**Data shown:**
##############################

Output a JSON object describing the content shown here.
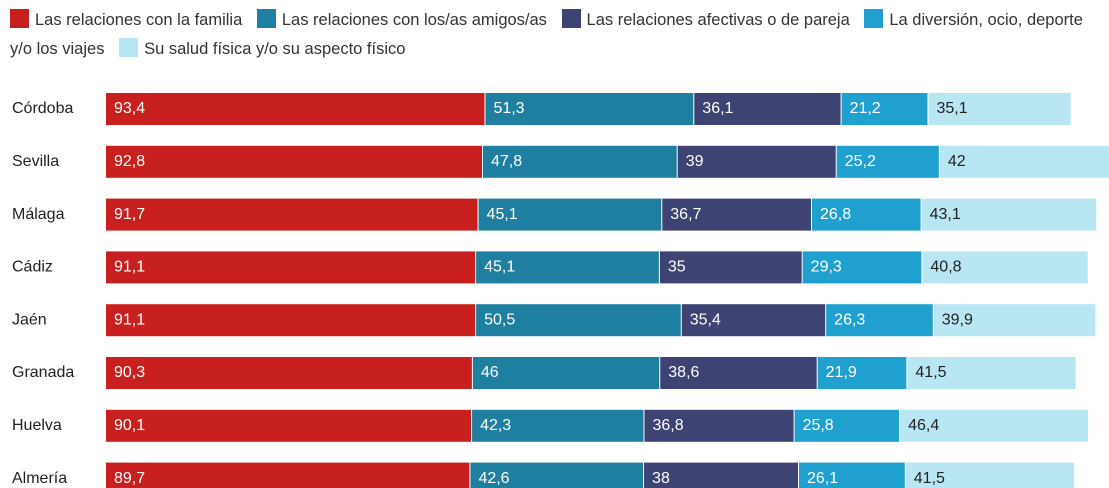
{
  "chart_data": {
    "type": "stacked_bar_horizontal",
    "categories": [
      "Córdoba",
      "Sevilla",
      "Málaga",
      "Cádiz",
      "Jaén",
      "Granada",
      "Huelva",
      "Almería"
    ],
    "series": [
      {
        "name": "Las relaciones con la familia",
        "color": "#c8201e",
        "values": [
          93.4,
          92.8,
          91.7,
          91.1,
          91.1,
          90.3,
          90.1,
          89.7
        ],
        "value_labels": [
          "93,4",
          "92,8",
          "91,7",
          "91,1",
          "91,1",
          "90,3",
          "90,1",
          "89,7"
        ]
      },
      {
        "name": "Las relaciones con los/as amigos/as",
        "color": "#1f7fa0",
        "values": [
          51.3,
          47.8,
          45.1,
          45.1,
          50.5,
          46,
          42.3,
          42.6
        ],
        "value_labels": [
          "51,3",
          "47,8",
          "45,1",
          "45,1",
          "50,5",
          "46",
          "42,3",
          "42,6"
        ]
      },
      {
        "name": "Las relaciones afectivas o de pareja",
        "color": "#3d4372",
        "values": [
          36.1,
          39,
          36.7,
          35,
          35.4,
          38.6,
          36.8,
          38
        ],
        "value_labels": [
          "36,1",
          "39",
          "36,7",
          "35",
          "35,4",
          "38,6",
          "36,8",
          "38"
        ]
      },
      {
        "name": "La diversión, ocio, deporte y/o los viajes",
        "color": "#1fa0cf",
        "values": [
          21.2,
          25.2,
          26.8,
          29.3,
          26.3,
          21.9,
          25.8,
          26.1
        ],
        "value_labels": [
          "21,2",
          "25,2",
          "26,8",
          "29,3",
          "26,3",
          "21,9",
          "25,8",
          "26,1"
        ]
      },
      {
        "name": "Su salud física y/o su aspecto físico",
        "color": "#b8e6f3",
        "values": [
          35.1,
          42,
          43.1,
          40.8,
          39.9,
          41.5,
          46.4,
          41.5
        ],
        "value_labels": [
          "35,1",
          "42",
          "43,1",
          "40,8",
          "39,9",
          "41,5",
          "46,4",
          "41,5"
        ]
      }
    ]
  }
}
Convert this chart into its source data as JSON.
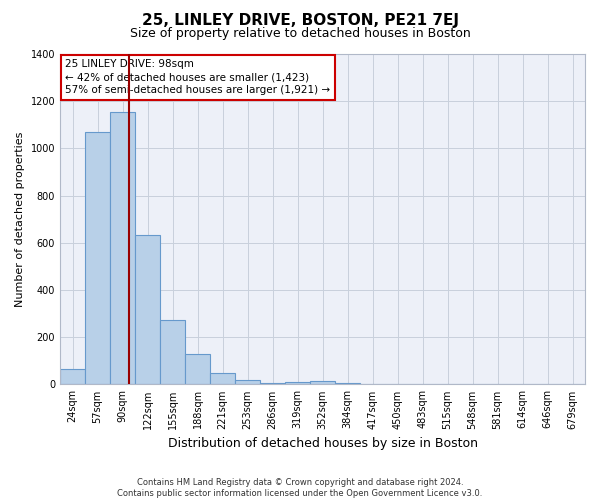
{
  "title": "25, LINLEY DRIVE, BOSTON, PE21 7EJ",
  "subtitle": "Size of property relative to detached houses in Boston",
  "xlabel": "Distribution of detached houses by size in Boston",
  "ylabel": "Number of detached properties",
  "categories": [
    "24sqm",
    "57sqm",
    "90sqm",
    "122sqm",
    "155sqm",
    "188sqm",
    "221sqm",
    "253sqm",
    "286sqm",
    "319sqm",
    "352sqm",
    "384sqm",
    "417sqm",
    "450sqm",
    "483sqm",
    "515sqm",
    "548sqm",
    "581sqm",
    "614sqm",
    "646sqm",
    "679sqm"
  ],
  "values": [
    65,
    1070,
    1155,
    635,
    275,
    130,
    50,
    20,
    5,
    10,
    15,
    5,
    0,
    0,
    0,
    0,
    0,
    0,
    0,
    0,
    0
  ],
  "bar_color": "#b8d0e8",
  "bar_edgecolor": "#6699cc",
  "vline_color": "#990000",
  "annotation_text": "25 LINLEY DRIVE: 98sqm\n← 42% of detached houses are smaller (1,423)\n57% of semi-detached houses are larger (1,921) →",
  "annotation_box_edgecolor": "#cc0000",
  "annotation_box_facecolor": "#ffffff",
  "ylim": [
    0,
    1400
  ],
  "yticks": [
    0,
    200,
    400,
    600,
    800,
    1000,
    1200,
    1400
  ],
  "grid_color": "#c8d0dc",
  "background_color": "#edf0f8",
  "footer_line1": "Contains HM Land Registry data © Crown copyright and database right 2024.",
  "footer_line2": "Contains public sector information licensed under the Open Government Licence v3.0.",
  "title_fontsize": 11,
  "subtitle_fontsize": 9,
  "tick_fontsize": 7,
  "ylabel_fontsize": 8,
  "xlabel_fontsize": 9,
  "annotation_fontsize": 7.5,
  "footer_fontsize": 6
}
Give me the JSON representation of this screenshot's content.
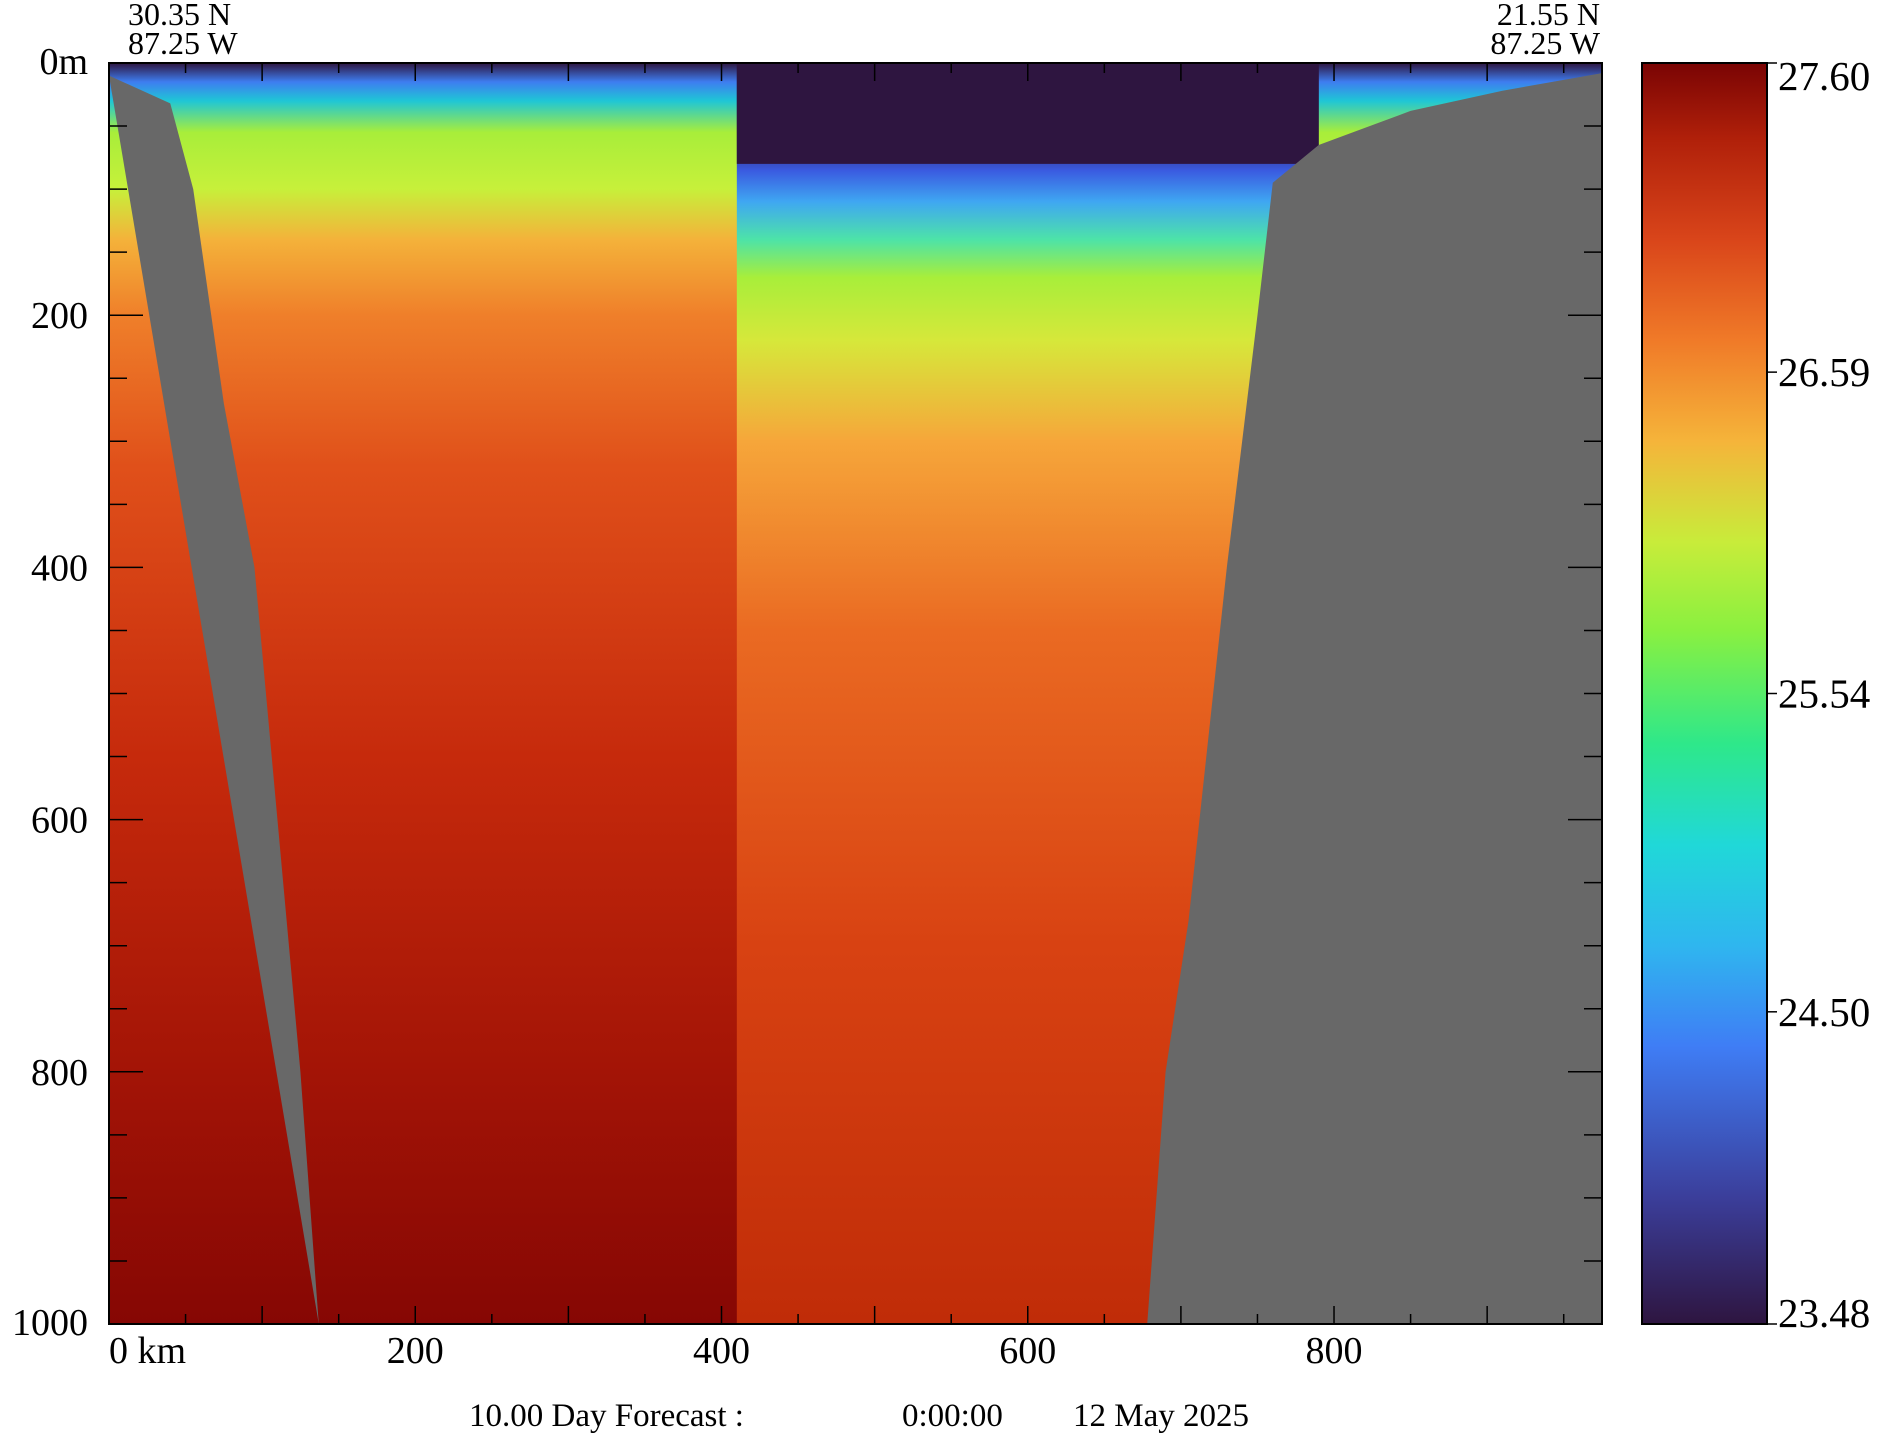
{
  "chart_data": {
    "type": "heatmap",
    "title": "",
    "xlabel": "",
    "ylabel": "",
    "x_unit": "km",
    "y_unit": "m",
    "xlim": [
      0,
      975
    ],
    "ylim": [
      0,
      1000
    ],
    "x_ticks": [
      0,
      200,
      400,
      600,
      800
    ],
    "x_tick_labels": [
      "0 km",
      "200",
      "400",
      "600",
      "800"
    ],
    "y_ticks": [
      0,
      200,
      400,
      600,
      800,
      1000
    ],
    "y_tick_labels": [
      "0m",
      "200",
      "400",
      "600",
      "800",
      "1000"
    ],
    "start_point": {
      "lat": "30.35 N",
      "lon": "87.25 W"
    },
    "end_point": {
      "lat": "21.55 N",
      "lon": "87.25 W"
    },
    "colorbar": {
      "min": 23.48,
      "max": 27.6,
      "tick_values": [
        27.6,
        26.59,
        25.54,
        24.5,
        23.48
      ],
      "tick_labels": [
        "27.60",
        "26.59",
        "25.54",
        "24.50",
        "23.48"
      ]
    },
    "land_color": "#686868",
    "footer": {
      "forecast": "10.00 Day Forecast :",
      "time": "0:00:00",
      "date": "12 May 2025"
    },
    "bathymetry_left": [
      [
        0,
        10
      ],
      [
        40,
        32
      ],
      [
        55,
        100
      ],
      [
        75,
        270
      ],
      [
        95,
        400
      ],
      [
        110,
        600
      ],
      [
        125,
        800
      ],
      [
        137,
        1000
      ]
    ],
    "bathymetry_right": [
      [
        678,
        1000
      ],
      [
        690,
        800
      ],
      [
        705,
        680
      ],
      [
        730,
        400
      ],
      [
        750,
        200
      ],
      [
        760,
        95
      ],
      [
        790,
        65
      ],
      [
        850,
        38
      ],
      [
        910,
        22
      ],
      [
        975,
        8
      ]
    ],
    "features": [
      {
        "name": "surface-cold-pool",
        "x_range": [
          410,
          790
        ],
        "depth_range": [
          0,
          80
        ],
        "value": 23.48
      },
      {
        "name": "thermocline-green-band",
        "depth_range": [
          60,
          200
        ],
        "value": 25.54
      },
      {
        "name": "deep-warm-core",
        "x_range": [
          140,
          680
        ],
        "depth_range": [
          400,
          1000
        ],
        "value": 27.6
      }
    ]
  }
}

##############################

**Prompt:**
From the entries above, copy every line where the word "type" shows up.

**Written answer:**
    "type": "stacked_bar_horizontal",
    "type": "heatmap",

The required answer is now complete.